● Exercise goal
What follows is a set of entries. Give them again exactly, without the pictures.

● Data for processing
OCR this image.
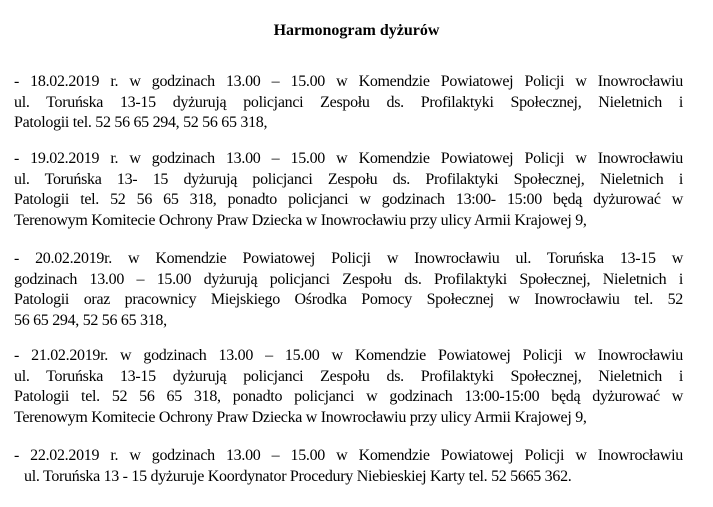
Harmonogram dyżurów
- 18.02.2019 r. w godzinach 13.00 – 15.00 w Komendzie Powiatowej Policji w Inowrocławiu
ul. Toruńska 13-15 dyżurują policjanci Zespołu ds. Profilaktyki Społecznej, Nieletnich i
Patologii tel. 52 56 65 294, 52 56 65 318,
- 19.02.2019 r. w godzinach 13.00 – 15.00 w Komendzie Powiatowej Policji w Inowrocławiu
ul. Toruńska 13- 15 dyżurują policjanci Zespołu ds. Profilaktyki Społecznej, Nieletnich i
Patologii tel. 52 56 65 318, ponadto policjanci w godzinach 13:00- 15:00 będą dyżurować w
Terenowym Komitecie Ochrony Praw Dziecka w Inowrocławiu przy ulicy Armii Krajowej 9,
- 20.02.2019r. w Komendzie Powiatowej Policji w Inowrocławiu ul. Toruńska 13-15 w
godzinach 13.00 – 15.00 dyżurują policjanci Zespołu ds. Profilaktyki Społecznej, Nieletnich i
Patologii oraz pracownicy Miejskiego Ośrodka Pomocy Społecznej w Inowrocławiu tel. 52
56 65 294, 52 56 65 318,
- 21.02.2019r. w godzinach 13.00 – 15.00 w Komendzie Powiatowej Policji w Inowrocławiu
ul. Toruńska 13-15 dyżurują policjanci Zespołu ds. Profilaktyki Społecznej, Nieletnich i
Patologii tel. 52 56 65 318, ponadto policjanci w godzinach 13:00-15:00 będą dyżurować w
Terenowym Komitecie Ochrony Praw Dziecka w Inowrocławiu przy ulicy Armii Krajowej 9,
- 22.02.2019 r. w godzinach 13.00 – 15.00 w Komendzie Powiatowej Policji w Inowrocławiu
ul. Toruńska 13 - 15 dyżuruje Koordynator Procedury Niebieskiej Karty tel. 52 5665 362.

● Complete answer
OCR this image.
Harmonogram dyżurów
- 18.02.2019 r. w godzinach 13.00 – 15.00 w Komendzie Powiatowej Policji w Inowrocławiu
ul. Toruńska 13-15 dyżurują policjanci Zespołu ds. Profilaktyki Społecznej, Nieletnich i
Patologii tel. 52 56 65 294, 52 56 65 318,
- 19.02.2019 r. w godzinach 13.00 – 15.00 w Komendzie Powiatowej Policji w Inowrocławiu
ul. Toruńska 13- 15 dyżurują policjanci Zespołu ds. Profilaktyki Społecznej, Nieletnich i
Patologii tel. 52 56 65 318, ponadto policjanci w godzinach 13:00- 15:00 będą dyżurować w
Terenowym Komitecie Ochrony Praw Dziecka w Inowrocławiu przy ulicy Armii Krajowej 9,
- 20.02.2019r. w Komendzie Powiatowej Policji w Inowrocławiu ul. Toruńska 13-15 w
godzinach 13.00 – 15.00 dyżurują policjanci Zespołu ds. Profilaktyki Społecznej, Nieletnich i
Patologii oraz pracownicy Miejskiego Ośrodka Pomocy Społecznej w Inowrocławiu tel. 52
56 65 294, 52 56 65 318,
- 21.02.2019r. w godzinach 13.00 – 15.00 w Komendzie Powiatowej Policji w Inowrocławiu
ul. Toruńska 13-15 dyżurują policjanci Zespołu ds. Profilaktyki Społecznej, Nieletnich i
Patologii tel. 52 56 65 318, ponadto policjanci w godzinach 13:00-15:00 będą dyżurować w
Terenowym Komitecie Ochrony Praw Dziecka w Inowrocławiu przy ulicy Armii Krajowej 9,
- 22.02.2019 r. w godzinach 13.00 – 15.00 w Komendzie Powiatowej Policji w Inowrocławiu
ul. Toruńska 13 - 15 dyżuruje Koordynator Procedury Niebieskiej Karty tel. 52 5665 362.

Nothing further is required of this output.